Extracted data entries
= = = =

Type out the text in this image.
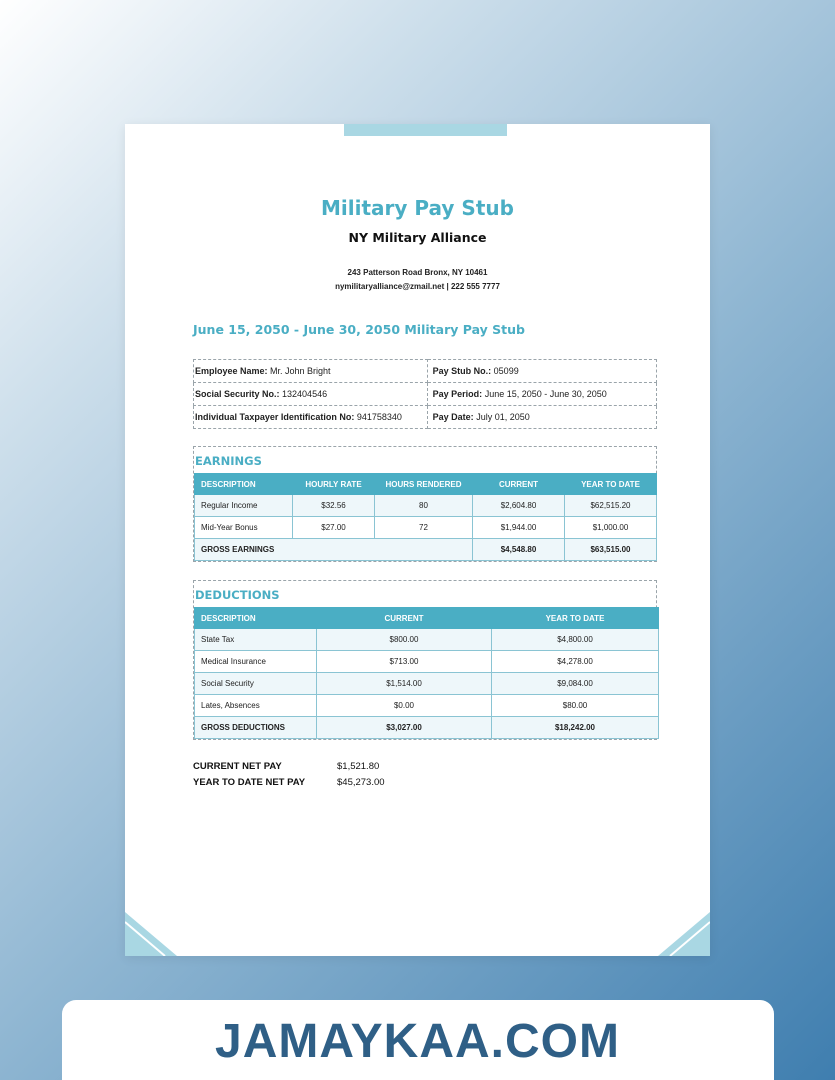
Military Pay Stub
NY Military Alliance
243 Patterson Road Bronx, NY 10461
nymilitaryalliance@zmail.net | 222 555 7777
June 15, 2050 - June 30, 2050 Military Pay Stub
Employee Name: Mr. John Bright	Pay Stub No.: 05099
Social Security No.: 132404546	Pay Period: June 15, 2050 - June 30, 2050
Individual Taxpayer Identification No: 941758340	Pay Date: July 01, 2050
EARNINGS
DESCRIPTION	HOURLY RATE	HOURS RENDERED	CURRENT	YEAR TO DATE
Regular Income	$32.56	80	$2,604.80	$62,515.20
Mid-Year Bonus	$27.00	72	$1,944.00	$1,000.00
GROSS EARNINGS			$4,548.80	$63,515.00
DEDUCTIONS
DESCRIPTION	CURRENT	YEAR TO DATE
State Tax	$800.00	$4,800.00
Medical Insurance	$713.00	$4,278.00
Social Security	$1,514.00	$9,084.00
Lates, Absences	$0.00	$80.00
GROSS DEDUCTIONS	$3,027.00	$18,242.00
CURRENT NET PAY	$1,521.80
YEAR TO DATE NET PAY	$45,273.00
JAMAYKAA.COM
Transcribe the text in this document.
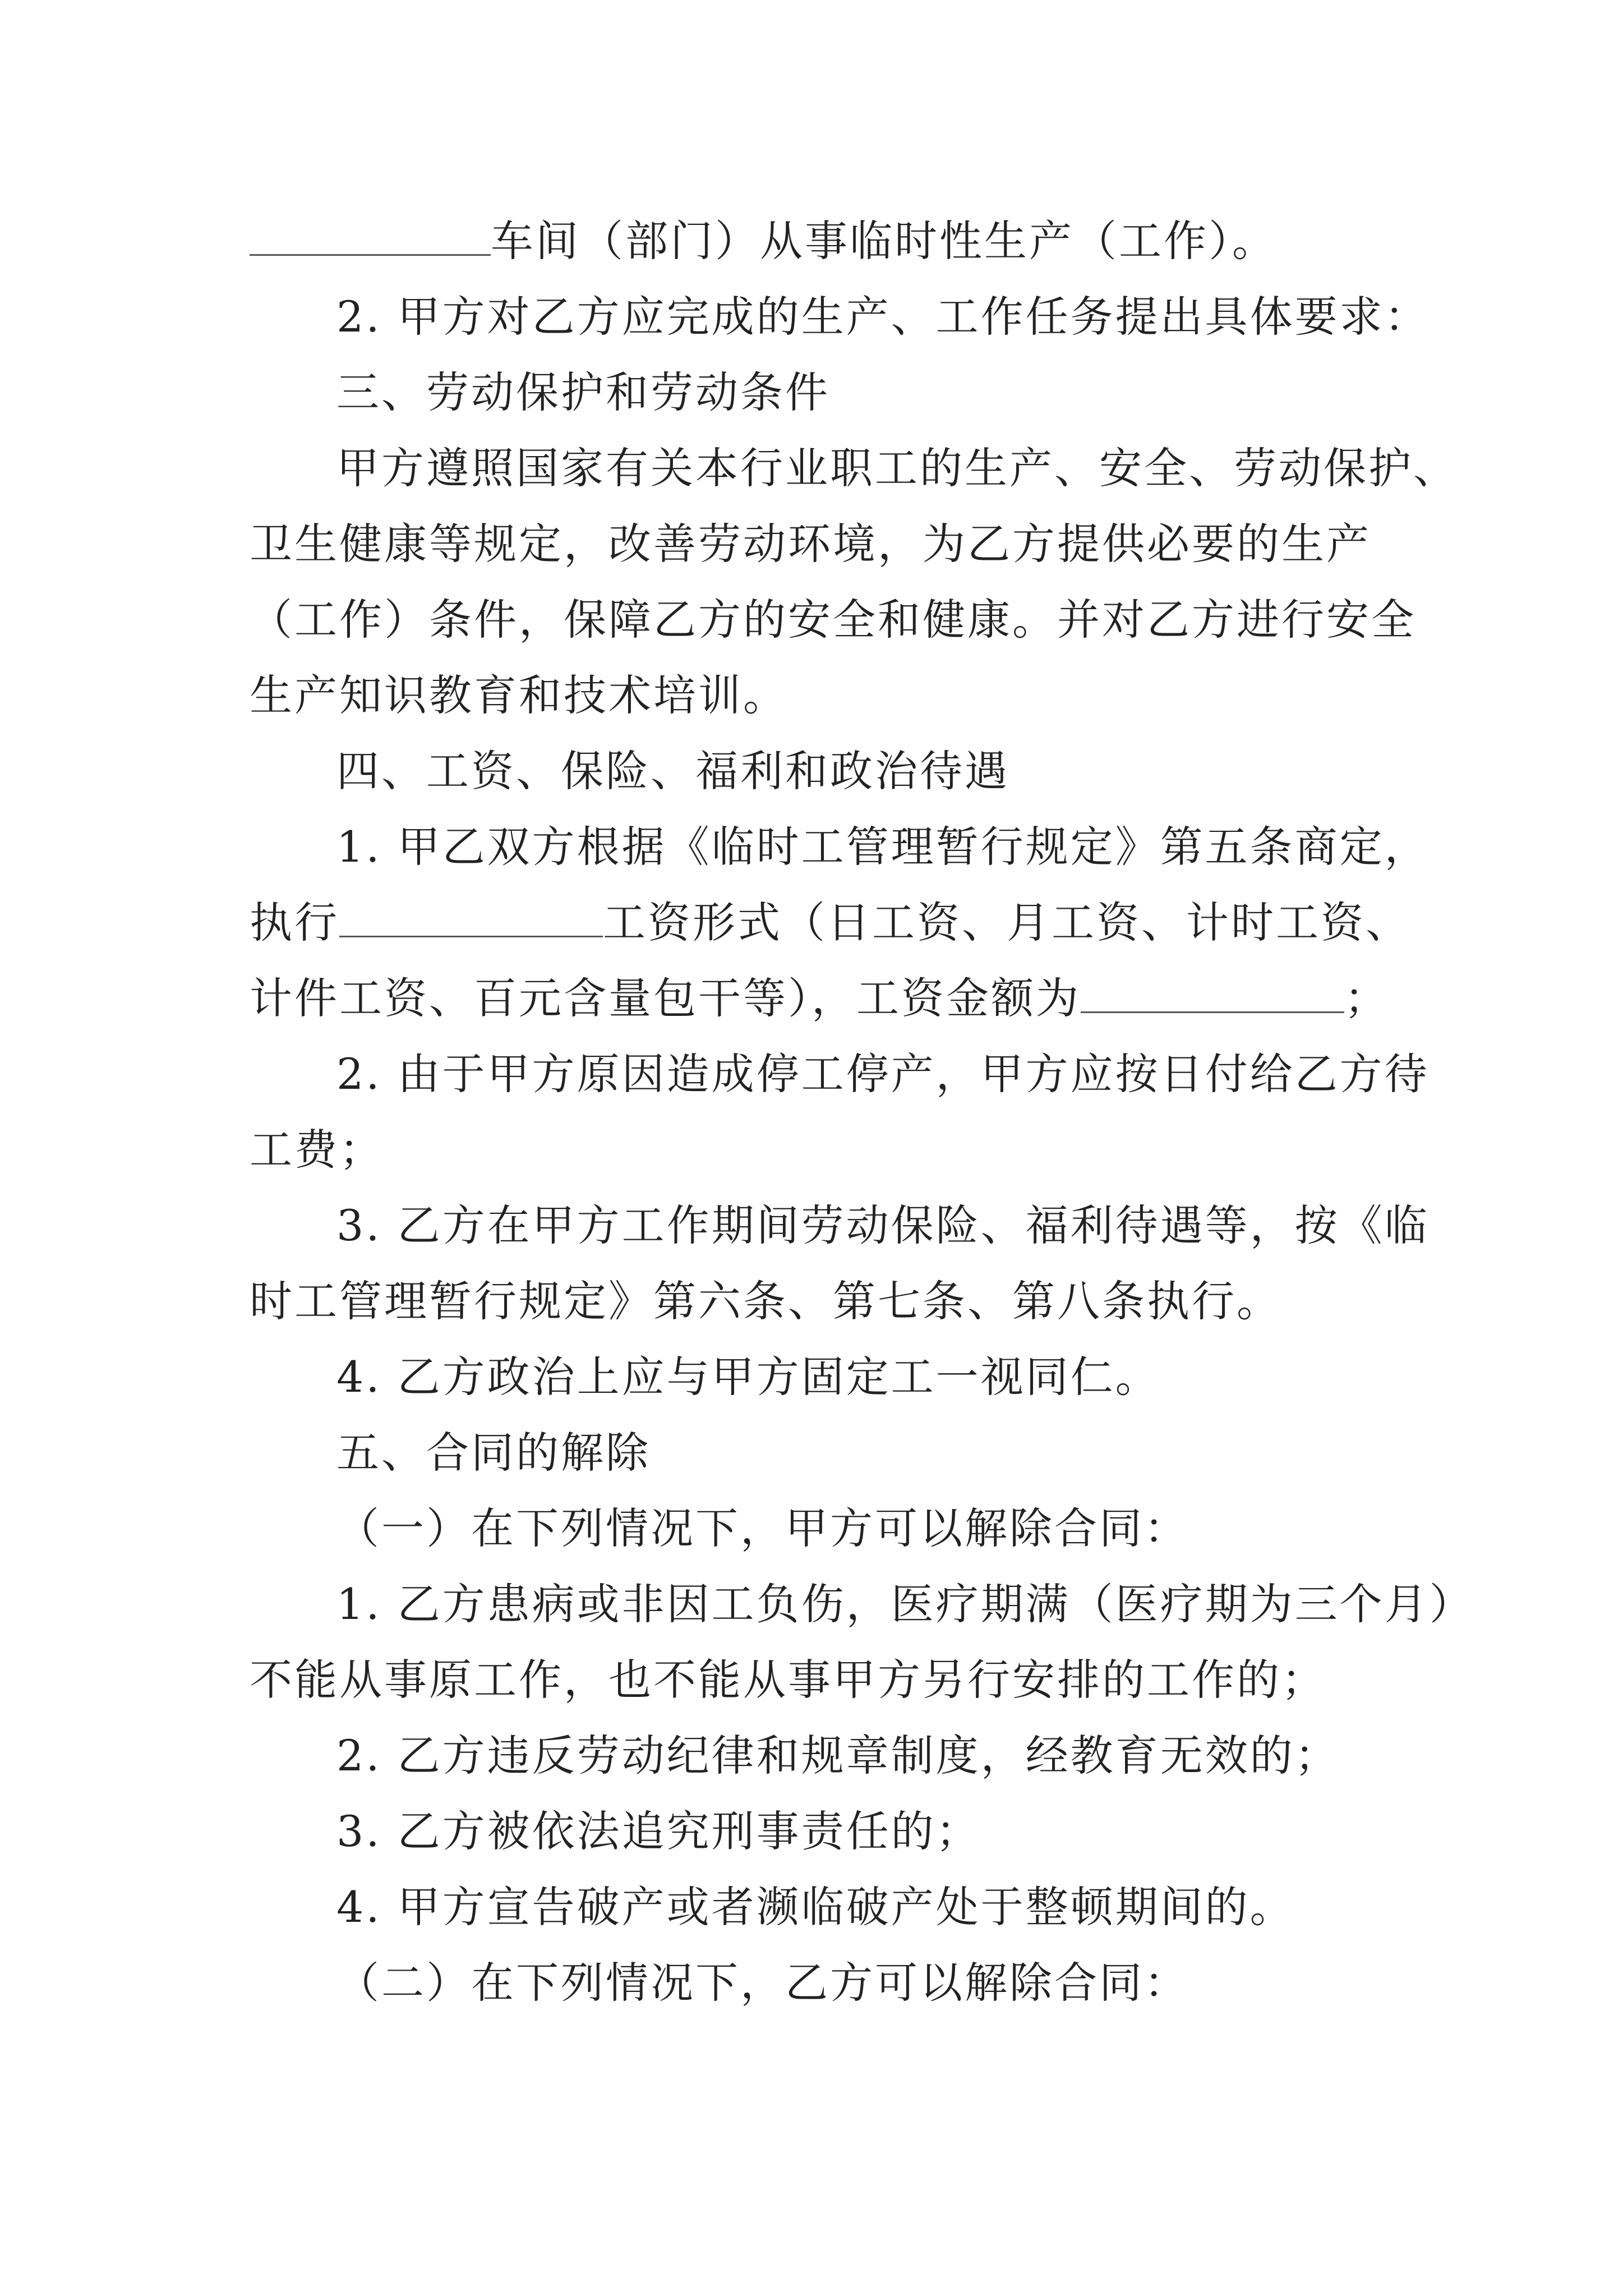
车间（部门）从事临时性生产（工作）。
2. 甲方对乙方应完成的生产、工作任务提出具体要求：
三、劳动保护和劳动条件
甲方遵照国家有关本行业职工的生产、安全、劳动保护、
卫生健康等规定，改善劳动环境，为乙方提供必要的生产
（工作）条件，保障乙方的安全和健康。并对乙方进行安全
生产知识教育和技术培训。
四、工资、保险、福利和政治待遇
1. 甲乙双方根据《临时工管理暂行规定》第五条商定，
执行	工资形式（日工资、月工资、计时工资、
计件工资、百元含量包干等），工资金额为	；
2. 由于甲方原因造成停工停产，甲方应按日付给乙方待
工费；
3. 乙方在甲方工作期间劳动保险、福利待遇等，按《临
时工管理暂行规定》第六条、第七条、第八条执行。
4. 乙方政治上应与甲方固定工一视同仁。
五、合同的解除
（一）在下列情况下，甲方可以解除合同：
1. 乙方患病或非因工负伤，医疗期满（医疗期为三个月）
不能从事原工作，也不能从事甲方另行安排的工作的；
2. 乙方违反劳动纪律和规章制度，经教育无效的；
3. 乙方被依法追究刑事责任的；
4. 甲方宣告破产或者濒临破产处于整顿期间的。
（二）在下列情况下，乙方可以解除合同：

= = = =

## Aim of the exercise
Repeat verbatim all the material, but not the pictures.

## Completed task
Type out the text in this image.
Military Pay Stub
NY Military Alliance
243 Patterson Road Bronx, NY 10461
nymilitaryalliance@zmail.net | 222 555 7777
June 15, 2050 - June 30, 2050 Military Pay Stub
Employee Name: Mr. John Bright	Pay Stub No.: 05099
Social Security No.: 132404546	Pay Period: June 15, 2050 - June 30, 2050
Individual Taxpayer Identification No: 941758340	Pay Date: July 01, 2050
EARNINGS
DESCRIPTION	HOURLY RATE	HOURS RENDERED	CURRENT	YEAR TO DATE
Regular Income	$32.56	80	$2,604.80	$62,515.20
Mid-Year Bonus	$27.00	72	$1,944.00	$1,000.00
GROSS EARNINGS			$4,548.80	$63,515.00
DEDUCTIONS
DESCRIPTION	CURRENT	YEAR TO DATE
State Tax	$800.00	$4,800.00
Medical Insurance	$713.00	$4,278.00
Social Security	$1,514.00	$9,084.00
Lates, Absences	$0.00	$80.00
GROSS DEDUCTIONS	$3,027.00	$18,242.00
CURRENT NET PAY	$1,521.80
YEAR TO DATE NET PAY	$45,273.00
JAMAYKAA.COM
Transcribe the text in this document.
车间（部门）从事临时性生产（工作）。
2. 甲方对乙方应完成的生产、工作任务提出具体要求：
三、劳动保护和劳动条件
甲方遵照国家有关本行业职工的生产、安全、劳动保护、
卫生健康等规定，改善劳动环境，为乙方提供必要的生产
（工作）条件，保障乙方的安全和健康。并对乙方进行安全
生产知识教育和技术培训。
四、工资、保险、福利和政治待遇
1. 甲乙双方根据《临时工管理暂行规定》第五条商定，
执行	工资形式（日工资、月工资、计时工资、
计件工资、百元含量包干等），工资金额为	；
2. 由于甲方原因造成停工停产，甲方应按日付给乙方待
工费；
3. 乙方在甲方工作期间劳动保险、福利待遇等，按《临
时工管理暂行规定》第六条、第七条、第八条执行。
4. 乙方政治上应与甲方固定工一视同仁。
五、合同的解除
（一）在下列情况下，甲方可以解除合同：
1. 乙方患病或非因工负伤，医疗期满（医疗期为三个月）
不能从事原工作，也不能从事甲方另行安排的工作的；
2. 乙方违反劳动纪律和规章制度，经教育无效的；
3. 乙方被依法追究刑事责任的；
4. 甲方宣告破产或者濒临破产处于整顿期间的。
（二）在下列情况下，乙方可以解除合同：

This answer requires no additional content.